------ The input

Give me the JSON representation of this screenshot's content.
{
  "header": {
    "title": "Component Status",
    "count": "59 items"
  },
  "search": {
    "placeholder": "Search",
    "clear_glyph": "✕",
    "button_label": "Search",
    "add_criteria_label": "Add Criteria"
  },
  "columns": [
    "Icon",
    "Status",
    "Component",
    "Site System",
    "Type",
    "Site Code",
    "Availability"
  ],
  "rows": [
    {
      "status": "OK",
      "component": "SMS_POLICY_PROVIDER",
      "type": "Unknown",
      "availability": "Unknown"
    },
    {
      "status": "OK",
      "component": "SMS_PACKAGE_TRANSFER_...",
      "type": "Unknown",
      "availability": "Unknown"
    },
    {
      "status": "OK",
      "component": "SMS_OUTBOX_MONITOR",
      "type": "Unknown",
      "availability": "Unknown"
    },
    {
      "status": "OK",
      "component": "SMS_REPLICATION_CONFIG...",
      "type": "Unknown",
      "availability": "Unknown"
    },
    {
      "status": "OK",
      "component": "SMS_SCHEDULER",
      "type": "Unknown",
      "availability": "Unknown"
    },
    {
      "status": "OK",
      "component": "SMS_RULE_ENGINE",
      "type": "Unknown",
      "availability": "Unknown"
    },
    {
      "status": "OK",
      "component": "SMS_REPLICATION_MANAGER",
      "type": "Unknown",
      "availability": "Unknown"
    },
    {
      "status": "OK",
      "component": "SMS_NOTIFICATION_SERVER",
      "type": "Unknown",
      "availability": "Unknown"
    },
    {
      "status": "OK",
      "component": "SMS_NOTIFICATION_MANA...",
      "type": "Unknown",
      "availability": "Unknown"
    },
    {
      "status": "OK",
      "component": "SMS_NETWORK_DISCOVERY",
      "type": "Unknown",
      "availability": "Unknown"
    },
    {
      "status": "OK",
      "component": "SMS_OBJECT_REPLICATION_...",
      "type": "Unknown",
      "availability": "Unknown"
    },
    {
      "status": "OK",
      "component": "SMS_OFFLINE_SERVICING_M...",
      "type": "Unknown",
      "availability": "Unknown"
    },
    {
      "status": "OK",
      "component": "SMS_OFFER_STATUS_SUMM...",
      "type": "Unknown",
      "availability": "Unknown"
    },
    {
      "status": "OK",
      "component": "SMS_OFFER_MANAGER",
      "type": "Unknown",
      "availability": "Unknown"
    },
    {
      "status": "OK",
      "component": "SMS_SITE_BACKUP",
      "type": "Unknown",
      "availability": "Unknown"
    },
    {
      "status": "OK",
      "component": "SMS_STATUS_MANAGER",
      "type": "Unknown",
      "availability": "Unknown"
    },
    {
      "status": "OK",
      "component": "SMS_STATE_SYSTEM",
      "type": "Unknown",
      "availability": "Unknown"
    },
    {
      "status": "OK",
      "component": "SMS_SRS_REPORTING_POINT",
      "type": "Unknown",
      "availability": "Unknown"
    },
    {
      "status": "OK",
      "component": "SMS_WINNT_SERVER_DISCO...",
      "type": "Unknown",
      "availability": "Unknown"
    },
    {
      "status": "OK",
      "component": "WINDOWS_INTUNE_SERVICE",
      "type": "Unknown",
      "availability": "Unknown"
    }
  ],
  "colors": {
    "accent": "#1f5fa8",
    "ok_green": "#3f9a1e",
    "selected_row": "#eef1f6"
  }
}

------------

Exercise task:
Copy out each line exactly.

Result for this task:
Give me the JSON representation of this screenshot's content.
{
  "header": {
    "title": "Component Status",
    "count": "59 items"
  },
  "search": {
    "placeholder": "Search",
    "clear_glyph": "✕",
    "button_label": "Search",
    "add_criteria_label": "Add Criteria"
  },
  "columns": [
    "Icon",
    "Status",
    "Component",
    "Site System",
    "Type",
    "Site Code",
    "Availability"
  ],
  "rows": [
    {
      "status": "OK",
      "component": "SMS_POLICY_PROVIDER",
      "type": "Unknown",
      "availability": "Unknown"
    },
    {
      "status": "OK",
      "component": "SMS_PACKAGE_TRANSFER_...",
      "type": "Unknown",
      "availability": "Unknown"
    },
    {
      "status": "OK",
      "component": "SMS_OUTBOX_MONITOR",
      "type": "Unknown",
      "availability": "Unknown"
    },
    {
      "status": "OK",
      "component": "SMS_REPLICATION_CONFIG...",
      "type": "Unknown",
      "availability": "Unknown"
    },
    {
      "status": "OK",
      "component": "SMS_SCHEDULER",
      "type": "Unknown",
      "availability": "Unknown"
    },
    {
      "status": "OK",
      "component": "SMS_RULE_ENGINE",
      "type": "Unknown",
      "availability": "Unknown"
    },
    {
      "status": "OK",
      "component": "SMS_REPLICATION_MANAGER",
      "type": "Unknown",
      "availability": "Unknown"
    },
    {
      "status": "OK",
      "component": "SMS_NOTIFICATION_SERVER",
      "type": "Unknown",
      "availability": "Unknown"
    },
    {
      "status": "OK",
      "component": "SMS_NOTIFICATION_MANA...",
      "type": "Unknown",
      "availability": "Unknown"
    },
    {
      "status": "OK",
      "component": "SMS_NETWORK_DISCOVERY",
      "type": "Unknown",
      "availability": "Unknown"
    },
    {
      "status": "OK",
      "component": "SMS_OBJECT_REPLICATION_...",
      "type": "Unknown",
      "availability": "Unknown"
    },
    {
      "status": "OK",
      "component": "SMS_OFFLINE_SERVICING_M...",
      "type": "Unknown",
      "availability": "Unknown"
    },
    {
      "status": "OK",
      "component": "SMS_OFFER_STATUS_SUMM...",
      "type": "Unknown",
      "availability": "Unknown"
    },
    {
      "status": "OK",
      "component": "SMS_OFFER_MANAGER",
      "type": "Unknown",
      "availability": "Unknown"
    },
    {
      "status": "OK",
      "component": "SMS_SITE_BACKUP",
      "type": "Unknown",
      "availability": "Unknown"
    },
    {
      "status": "OK",
      "component": "SMS_STATUS_MANAGER",
      "type": "Unknown",
      "availability": "Unknown"
    },
    {
      "status": "OK",
      "component": "SMS_STATE_SYSTEM",
      "type": "Unknown",
      "availability": "Unknown"
    },
    {
      "status": "OK",
      "component": "SMS_SRS_REPORTING_POINT",
      "type": "Unknown",
      "availability": "Unknown"
    },
    {
      "status": "OK",
      "component": "SMS_WINNT_SERVER_DISCO...",
      "type": "Unknown",
      "availability": "Unknown"
    },
    {
      "status": "OK",
      "component": "WINDOWS_INTUNE_SERVICE",
      "type": "Unknown",
      "availability": "Unknown"
    }
  ],
  "colors": {
    "accent": "#1f5fa8",
    "ok_green": "#3f9a1e",
    "selected_row": "#eef1f6"
  }
}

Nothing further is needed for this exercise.